Dataset excerpt:
begin
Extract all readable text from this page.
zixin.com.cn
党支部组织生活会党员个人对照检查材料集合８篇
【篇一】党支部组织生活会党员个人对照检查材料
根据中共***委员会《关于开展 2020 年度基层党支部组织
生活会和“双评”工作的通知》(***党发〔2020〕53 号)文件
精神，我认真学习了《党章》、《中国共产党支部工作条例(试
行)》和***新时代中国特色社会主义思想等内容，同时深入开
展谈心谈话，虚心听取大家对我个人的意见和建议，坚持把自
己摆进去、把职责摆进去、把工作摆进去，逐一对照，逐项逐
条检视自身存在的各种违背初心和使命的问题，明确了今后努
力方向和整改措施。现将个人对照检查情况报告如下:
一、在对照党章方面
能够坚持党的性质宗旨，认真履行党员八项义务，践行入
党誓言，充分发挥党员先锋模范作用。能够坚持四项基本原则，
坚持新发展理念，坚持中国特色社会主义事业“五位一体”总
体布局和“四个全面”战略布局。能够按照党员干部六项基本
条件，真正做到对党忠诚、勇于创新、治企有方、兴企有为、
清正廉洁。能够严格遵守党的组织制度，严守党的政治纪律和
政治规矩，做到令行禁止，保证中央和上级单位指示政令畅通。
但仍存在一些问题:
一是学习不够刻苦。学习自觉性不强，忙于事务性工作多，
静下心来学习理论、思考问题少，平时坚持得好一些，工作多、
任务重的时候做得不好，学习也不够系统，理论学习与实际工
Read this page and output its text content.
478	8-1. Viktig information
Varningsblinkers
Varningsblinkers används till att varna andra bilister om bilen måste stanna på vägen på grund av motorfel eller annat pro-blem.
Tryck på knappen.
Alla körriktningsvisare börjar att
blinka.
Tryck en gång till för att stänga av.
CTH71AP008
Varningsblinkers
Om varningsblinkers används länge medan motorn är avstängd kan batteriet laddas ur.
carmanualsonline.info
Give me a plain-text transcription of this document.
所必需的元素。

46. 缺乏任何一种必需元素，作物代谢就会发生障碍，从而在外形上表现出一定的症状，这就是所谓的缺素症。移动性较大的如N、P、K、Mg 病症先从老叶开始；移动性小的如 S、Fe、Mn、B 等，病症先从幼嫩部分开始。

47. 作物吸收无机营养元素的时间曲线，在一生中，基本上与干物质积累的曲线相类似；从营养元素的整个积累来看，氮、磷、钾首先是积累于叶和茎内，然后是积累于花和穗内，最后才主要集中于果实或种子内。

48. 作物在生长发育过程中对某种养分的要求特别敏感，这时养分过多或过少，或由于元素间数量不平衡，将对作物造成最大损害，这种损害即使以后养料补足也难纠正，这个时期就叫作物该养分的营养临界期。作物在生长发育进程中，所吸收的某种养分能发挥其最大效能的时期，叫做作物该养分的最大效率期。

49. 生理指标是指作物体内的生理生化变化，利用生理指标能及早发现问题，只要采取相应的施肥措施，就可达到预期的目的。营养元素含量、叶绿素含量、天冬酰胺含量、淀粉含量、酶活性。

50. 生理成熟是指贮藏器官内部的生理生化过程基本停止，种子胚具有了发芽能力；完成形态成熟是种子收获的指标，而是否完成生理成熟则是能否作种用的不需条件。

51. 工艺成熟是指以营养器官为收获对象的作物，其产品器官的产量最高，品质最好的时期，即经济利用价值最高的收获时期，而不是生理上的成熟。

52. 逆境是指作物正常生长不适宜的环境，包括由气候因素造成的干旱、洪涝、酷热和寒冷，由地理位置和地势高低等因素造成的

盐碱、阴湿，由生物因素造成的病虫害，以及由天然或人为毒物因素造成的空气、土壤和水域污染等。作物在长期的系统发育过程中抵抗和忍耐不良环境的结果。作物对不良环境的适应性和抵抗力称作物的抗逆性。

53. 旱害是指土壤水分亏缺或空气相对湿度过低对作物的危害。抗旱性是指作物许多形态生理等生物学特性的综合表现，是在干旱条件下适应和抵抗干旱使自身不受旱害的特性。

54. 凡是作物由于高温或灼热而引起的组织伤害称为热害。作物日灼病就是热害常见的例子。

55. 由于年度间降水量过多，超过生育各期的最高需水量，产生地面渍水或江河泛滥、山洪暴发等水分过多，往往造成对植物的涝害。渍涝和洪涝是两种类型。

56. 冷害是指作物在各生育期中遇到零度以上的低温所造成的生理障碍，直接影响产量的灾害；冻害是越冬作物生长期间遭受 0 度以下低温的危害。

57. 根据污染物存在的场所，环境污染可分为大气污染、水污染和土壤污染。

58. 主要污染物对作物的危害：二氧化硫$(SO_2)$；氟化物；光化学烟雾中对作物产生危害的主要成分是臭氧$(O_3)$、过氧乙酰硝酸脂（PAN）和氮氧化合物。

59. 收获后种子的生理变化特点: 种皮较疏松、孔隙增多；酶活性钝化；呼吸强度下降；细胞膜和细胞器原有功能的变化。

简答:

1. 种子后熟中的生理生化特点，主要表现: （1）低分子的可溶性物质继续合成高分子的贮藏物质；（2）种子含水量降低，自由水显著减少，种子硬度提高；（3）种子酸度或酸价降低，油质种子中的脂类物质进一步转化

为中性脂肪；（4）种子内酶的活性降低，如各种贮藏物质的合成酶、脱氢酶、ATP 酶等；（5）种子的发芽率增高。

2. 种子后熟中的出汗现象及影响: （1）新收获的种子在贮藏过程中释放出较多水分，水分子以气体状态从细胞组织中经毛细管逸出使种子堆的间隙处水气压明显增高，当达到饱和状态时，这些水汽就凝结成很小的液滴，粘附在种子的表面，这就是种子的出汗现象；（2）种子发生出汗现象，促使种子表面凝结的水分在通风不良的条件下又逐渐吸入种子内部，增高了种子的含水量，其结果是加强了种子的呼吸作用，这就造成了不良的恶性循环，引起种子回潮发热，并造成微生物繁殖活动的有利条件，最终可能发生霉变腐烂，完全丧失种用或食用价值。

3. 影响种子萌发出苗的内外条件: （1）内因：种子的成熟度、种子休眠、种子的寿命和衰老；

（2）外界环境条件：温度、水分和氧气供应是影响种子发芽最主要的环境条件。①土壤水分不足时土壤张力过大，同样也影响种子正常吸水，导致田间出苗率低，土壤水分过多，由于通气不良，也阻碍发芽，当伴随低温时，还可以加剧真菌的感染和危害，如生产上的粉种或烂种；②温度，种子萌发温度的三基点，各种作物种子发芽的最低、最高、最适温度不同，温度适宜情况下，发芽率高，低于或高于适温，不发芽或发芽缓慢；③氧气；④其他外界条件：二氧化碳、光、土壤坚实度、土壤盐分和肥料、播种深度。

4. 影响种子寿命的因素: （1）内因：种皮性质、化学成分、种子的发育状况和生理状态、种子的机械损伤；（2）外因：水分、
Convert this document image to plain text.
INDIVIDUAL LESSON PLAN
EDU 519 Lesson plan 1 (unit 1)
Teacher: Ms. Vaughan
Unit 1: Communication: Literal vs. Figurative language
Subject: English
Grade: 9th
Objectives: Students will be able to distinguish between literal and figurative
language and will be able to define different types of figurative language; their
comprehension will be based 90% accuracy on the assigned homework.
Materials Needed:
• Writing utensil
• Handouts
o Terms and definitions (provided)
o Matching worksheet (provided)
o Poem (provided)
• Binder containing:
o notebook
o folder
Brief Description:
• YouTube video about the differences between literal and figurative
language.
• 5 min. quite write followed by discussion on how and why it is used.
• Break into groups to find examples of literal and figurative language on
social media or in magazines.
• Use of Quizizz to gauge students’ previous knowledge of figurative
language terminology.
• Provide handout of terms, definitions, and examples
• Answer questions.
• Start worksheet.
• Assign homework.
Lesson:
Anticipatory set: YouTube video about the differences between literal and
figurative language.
end
→ WHAT YOU ARE ASKED TO DO
Copy all the records above exactly, missing none.

→ FINISHED EXERCISE
Extract all readable text from this page.
zixin.com.cn
党支部组织生活会党员个人对照检查材料集合８篇
【篇一】党支部组织生活会党员个人对照检查材料
根据中共***委员会《关于开展 2020 年度基层党支部组织
生活会和“双评”工作的通知》(***党发〔2020〕53 号)文件
精神，我认真学习了《党章》、《中国共产党支部工作条例(试
行)》和***新时代中国特色社会主义思想等内容，同时深入开
展谈心谈话，虚心听取大家对我个人的意见和建议，坚持把自
己摆进去、把职责摆进去、把工作摆进去，逐一对照，逐项逐
条检视自身存在的各种违背初心和使命的问题，明确了今后努
力方向和整改措施。现将个人对照检查情况报告如下:
一、在对照党章方面
能够坚持党的性质宗旨，认真履行党员八项义务，践行入
党誓言，充分发挥党员先锋模范作用。能够坚持四项基本原则，
坚持新发展理念，坚持中国特色社会主义事业“五位一体”总
体布局和“四个全面”战略布局。能够按照党员干部六项基本
条件，真正做到对党忠诚、勇于创新、治企有方、兴企有为、
清正廉洁。能够严格遵守党的组织制度，严守党的政治纪律和
政治规矩，做到令行禁止，保证中央和上级单位指示政令畅通。
但仍存在一些问题:
一是学习不够刻苦。学习自觉性不强，忙于事务性工作多，
静下心来学习理论、思考问题少，平时坚持得好一些，工作多、
任务重的时候做得不好，学习也不够系统，理论学习与实际工
Read this page and output its text content.
478	8-1. Viktig information
Varningsblinkers
Varningsblinkers används till att varna andra bilister om bilen måste stanna på vägen på grund av motorfel eller annat pro-blem.
Tryck på knappen.
Alla körriktningsvisare börjar att
blinka.
Tryck en gång till för att stänga av.
CTH71AP008
Varningsblinkers
Om varningsblinkers används länge medan motorn är avstängd kan batteriet laddas ur.
carmanualsonline.info
Give me a plain-text transcription of this document.
所必需的元素。

46. 缺乏任何一种必需元素，作物代谢就会发生障碍，从而在外形上表现出一定的症状，这就是所谓的缺素症。移动性较大的如N、P、K、Mg 病症先从老叶开始；移动性小的如 S、Fe、Mn、B 等，病症先从幼嫩部分开始。

47. 作物吸收无机营养元素的时间曲线，在一生中，基本上与干物质积累的曲线相类似；从营养元素的整个积累来看，氮、磷、钾首先是积累于叶和茎内，然后是积累于花和穗内，最后才主要集中于果实或种子内。

48. 作物在生长发育过程中对某种养分的要求特别敏感，这时养分过多或过少，或由于元素间数量不平衡，将对作物造成最大损害，这种损害即使以后养料补足也难纠正，这个时期就叫作物该养分的营养临界期。作物在生长发育进程中，所吸收的某种养分能发挥其最大效能的时期，叫做作物该养分的最大效率期。

49. 生理指标是指作物体内的生理生化变化，利用生理指标能及早发现问题，只要采取相应的施肥措施，就可达到预期的目的。营养元素含量、叶绿素含量、天冬酰胺含量、淀粉含量、酶活性。

50. 生理成熟是指贮藏器官内部的生理生化过程基本停止，种子胚具有了发芽能力；完成形态成熟是种子收获的指标，而是否完成生理成熟则是能否作种用的不需条件。

51. 工艺成熟是指以营养器官为收获对象的作物，其产品器官的产量最高，品质最好的时期，即经济利用价值最高的收获时期，而不是生理上的成熟。

52. 逆境是指作物正常生长不适宜的环境，包括由气候因素造成的干旱、洪涝、酷热和寒冷，由地理位置和地势高低等因素造成的

盐碱、阴湿，由生物因素造成的病虫害，以及由天然或人为毒物因素造成的空气、土壤和水域污染等。作物在长期的系统发育过程中抵抗和忍耐不良环境的结果。作物对不良环境的适应性和抵抗力称作物的抗逆性。

53. 旱害是指土壤水分亏缺或空气相对湿度过低对作物的危害。抗旱性是指作物许多形态生理等生物学特性的综合表现，是在干旱条件下适应和抵抗干旱使自身不受旱害的特性。

54. 凡是作物由于高温或灼热而引起的组织伤害称为热害。作物日灼病就是热害常见的例子。

55. 由于年度间降水量过多，超过生育各期的最高需水量，产生地面渍水或江河泛滥、山洪暴发等水分过多，往往造成对植物的涝害。渍涝和洪涝是两种类型。

56. 冷害是指作物在各生育期中遇到零度以上的低温所造成的生理障碍，直接影响产量的灾害；冻害是越冬作物生长期间遭受 0 度以下低温的危害。

57. 根据污染物存在的场所，环境污染可分为大气污染、水污染和土壤污染。

58. 主要污染物对作物的危害：二氧化硫$(SO_2)$；氟化物；光化学烟雾中对作物产生危害的主要成分是臭氧$(O_3)$、过氧乙酰硝酸脂（PAN）和氮氧化合物。

59. 收获后种子的生理变化特点: 种皮较疏松、孔隙增多；酶活性钝化；呼吸强度下降；细胞膜和细胞器原有功能的变化。

简答:

1. 种子后熟中的生理生化特点，主要表现: （1）低分子的可溶性物质继续合成高分子的贮藏物质；（2）种子含水量降低，自由水显著减少，种子硬度提高；（3）种子酸度或酸价降低，油质种子中的脂类物质进一步转化

为中性脂肪；（4）种子内酶的活性降低，如各种贮藏物质的合成酶、脱氢酶、ATP 酶等；（5）种子的发芽率增高。

2. 种子后熟中的出汗现象及影响: （1）新收获的种子在贮藏过程中释放出较多水分，水分子以气体状态从细胞组织中经毛细管逸出使种子堆的间隙处水气压明显增高，当达到饱和状态时，这些水汽就凝结成很小的液滴，粘附在种子的表面，这就是种子的出汗现象；（2）种子发生出汗现象，促使种子表面凝结的水分在通风不良的条件下又逐渐吸入种子内部，增高了种子的含水量，其结果是加强了种子的呼吸作用，这就造成了不良的恶性循环，引起种子回潮发热，并造成微生物繁殖活动的有利条件，最终可能发生霉变腐烂，完全丧失种用或食用价值。

3. 影响种子萌发出苗的内外条件: （1）内因：种子的成熟度、种子休眠、种子的寿命和衰老；

（2）外界环境条件：温度、水分和氧气供应是影响种子发芽最主要的环境条件。①土壤水分不足时土壤张力过大，同样也影响种子正常吸水，导致田间出苗率低，土壤水分过多，由于通气不良，也阻碍发芽，当伴随低温时，还可以加剧真菌的感染和危害，如生产上的粉种或烂种；②温度，种子萌发温度的三基点，各种作物种子发芽的最低、最高、最适温度不同，温度适宜情况下，发芽率高，低于或高于适温，不发芽或发芽缓慢；③氧气；④其他外界条件：二氧化碳、光、土壤坚实度、土壤盐分和肥料、播种深度。

4. 影响种子寿命的因素: （1）内因：种皮性质、化学成分、种子的发育状况和生理状态、种子的机械损伤；（2）外因：水分、
Convert this document image to plain text.
INDIVIDUAL LESSON PLAN
EDU 519 Lesson plan 1 (unit 1)
Teacher: Ms. Vaughan
Unit 1: Communication: Literal vs. Figurative language
Subject: English
Grade: 9th
Objectives: Students will be able to distinguish between literal and figurative
language and will be able to define different types of figurative language; their
comprehension will be based 90% accuracy on the assigned homework.
Materials Needed:
• Writing utensil
• Handouts
o Terms and definitions (provided)
o Matching worksheet (provided)
o Poem (provided)
• Binder containing:
o notebook
o folder
Brief Description:
• YouTube video about the differences between literal and figurative
language.
• 5 min. quite write followed by discussion on how and why it is used.
• Break into groups to find examples of literal and figurative language on
social media or in magazines.
• Use of Quizizz to gauge students’ previous knowledge of figurative
language terminology.
• Provide handout of terms, definitions, and examples
• Answer questions.
• Start worksheet.
• Assign homework.
Lesson:
Anticipatory set: YouTube video about the differences between literal and
figurative language.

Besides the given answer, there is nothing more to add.